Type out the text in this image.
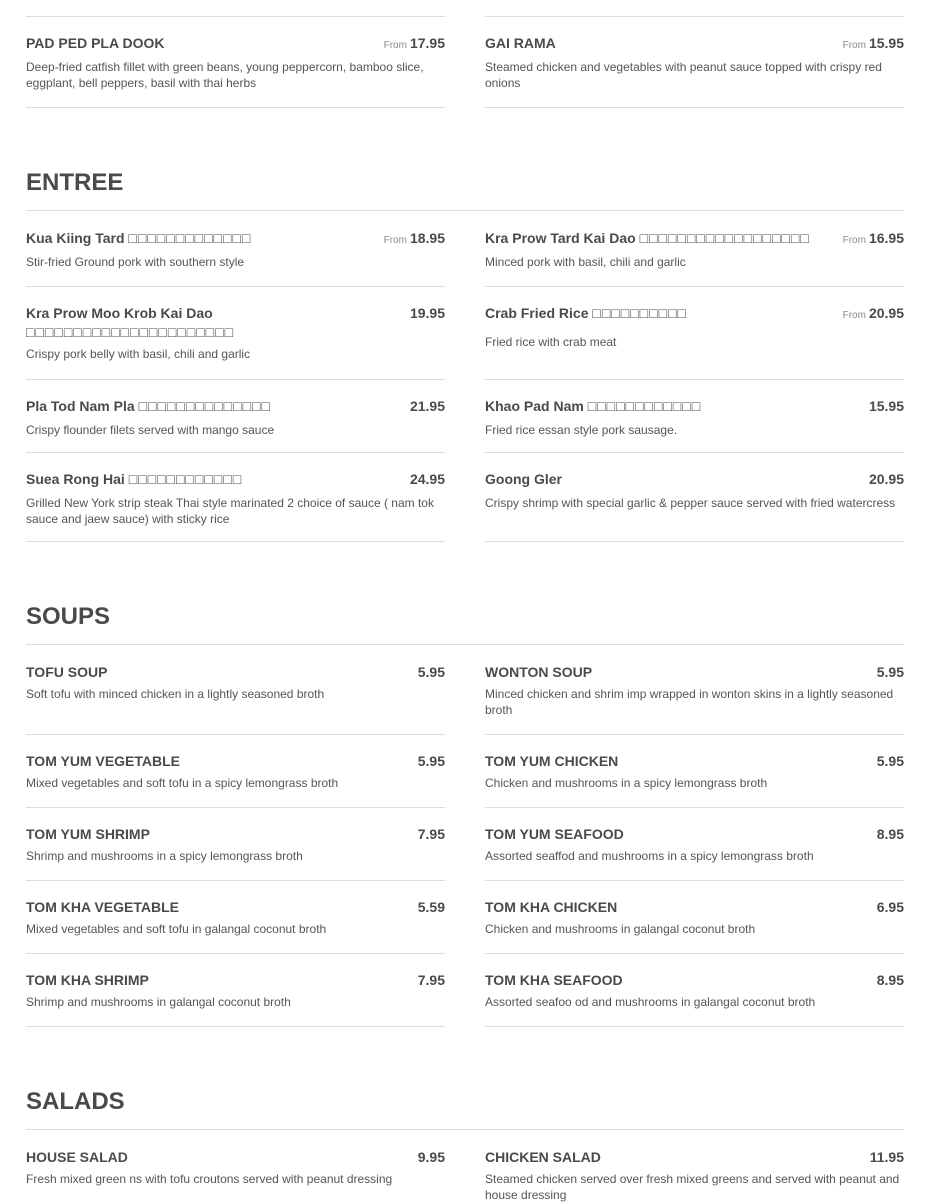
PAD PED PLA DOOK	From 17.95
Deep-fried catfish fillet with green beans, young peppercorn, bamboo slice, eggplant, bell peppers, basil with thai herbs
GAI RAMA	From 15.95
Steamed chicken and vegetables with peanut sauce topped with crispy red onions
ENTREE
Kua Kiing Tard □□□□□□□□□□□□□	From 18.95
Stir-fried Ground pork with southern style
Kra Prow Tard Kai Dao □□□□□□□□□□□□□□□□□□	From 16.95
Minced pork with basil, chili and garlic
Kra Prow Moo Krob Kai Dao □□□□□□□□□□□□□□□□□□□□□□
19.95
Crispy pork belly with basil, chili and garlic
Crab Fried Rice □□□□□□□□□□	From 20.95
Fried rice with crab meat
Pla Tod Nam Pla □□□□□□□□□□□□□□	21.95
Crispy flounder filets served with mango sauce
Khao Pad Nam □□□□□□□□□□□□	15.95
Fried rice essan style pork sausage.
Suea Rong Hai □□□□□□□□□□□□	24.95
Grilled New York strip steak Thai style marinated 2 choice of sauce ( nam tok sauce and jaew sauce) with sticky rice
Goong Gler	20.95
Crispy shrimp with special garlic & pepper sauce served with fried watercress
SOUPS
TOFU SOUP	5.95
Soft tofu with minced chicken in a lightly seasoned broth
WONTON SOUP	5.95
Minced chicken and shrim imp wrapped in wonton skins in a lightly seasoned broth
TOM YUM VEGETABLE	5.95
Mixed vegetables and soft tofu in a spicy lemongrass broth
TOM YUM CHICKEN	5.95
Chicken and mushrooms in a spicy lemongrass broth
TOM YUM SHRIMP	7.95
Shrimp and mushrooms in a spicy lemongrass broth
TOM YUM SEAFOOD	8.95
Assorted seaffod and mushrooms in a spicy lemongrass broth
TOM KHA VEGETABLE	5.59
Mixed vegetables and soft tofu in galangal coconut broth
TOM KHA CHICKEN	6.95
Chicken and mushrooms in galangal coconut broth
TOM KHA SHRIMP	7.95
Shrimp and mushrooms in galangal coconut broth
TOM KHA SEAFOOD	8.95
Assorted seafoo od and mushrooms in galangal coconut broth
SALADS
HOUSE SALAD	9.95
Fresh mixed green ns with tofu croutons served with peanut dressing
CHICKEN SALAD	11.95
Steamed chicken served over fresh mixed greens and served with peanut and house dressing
---
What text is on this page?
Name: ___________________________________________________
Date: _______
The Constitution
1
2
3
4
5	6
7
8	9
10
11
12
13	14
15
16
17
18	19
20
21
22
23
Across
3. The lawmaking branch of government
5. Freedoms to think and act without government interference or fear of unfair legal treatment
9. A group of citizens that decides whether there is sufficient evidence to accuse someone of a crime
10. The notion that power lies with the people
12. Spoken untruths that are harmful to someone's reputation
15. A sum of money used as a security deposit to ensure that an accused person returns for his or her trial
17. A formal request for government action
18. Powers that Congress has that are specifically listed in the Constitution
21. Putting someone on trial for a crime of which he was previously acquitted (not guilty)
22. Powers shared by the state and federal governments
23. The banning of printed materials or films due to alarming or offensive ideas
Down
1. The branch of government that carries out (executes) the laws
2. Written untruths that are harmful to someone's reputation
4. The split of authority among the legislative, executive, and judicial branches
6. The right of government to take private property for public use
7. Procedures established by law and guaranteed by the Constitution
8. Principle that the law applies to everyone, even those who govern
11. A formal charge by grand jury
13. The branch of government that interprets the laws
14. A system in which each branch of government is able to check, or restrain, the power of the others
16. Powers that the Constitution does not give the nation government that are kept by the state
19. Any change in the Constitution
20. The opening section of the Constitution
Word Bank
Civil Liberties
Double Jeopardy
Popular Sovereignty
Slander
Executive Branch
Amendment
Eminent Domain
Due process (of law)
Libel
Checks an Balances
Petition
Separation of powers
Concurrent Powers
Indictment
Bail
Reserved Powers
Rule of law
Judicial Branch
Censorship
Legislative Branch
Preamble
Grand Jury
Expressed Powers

▶ Directions for this task:
Among the records above, find each line holding the string "formal" and pull it out.

▶ Complete answer:
17. A formal request for government action
11. A formal charge by grand jury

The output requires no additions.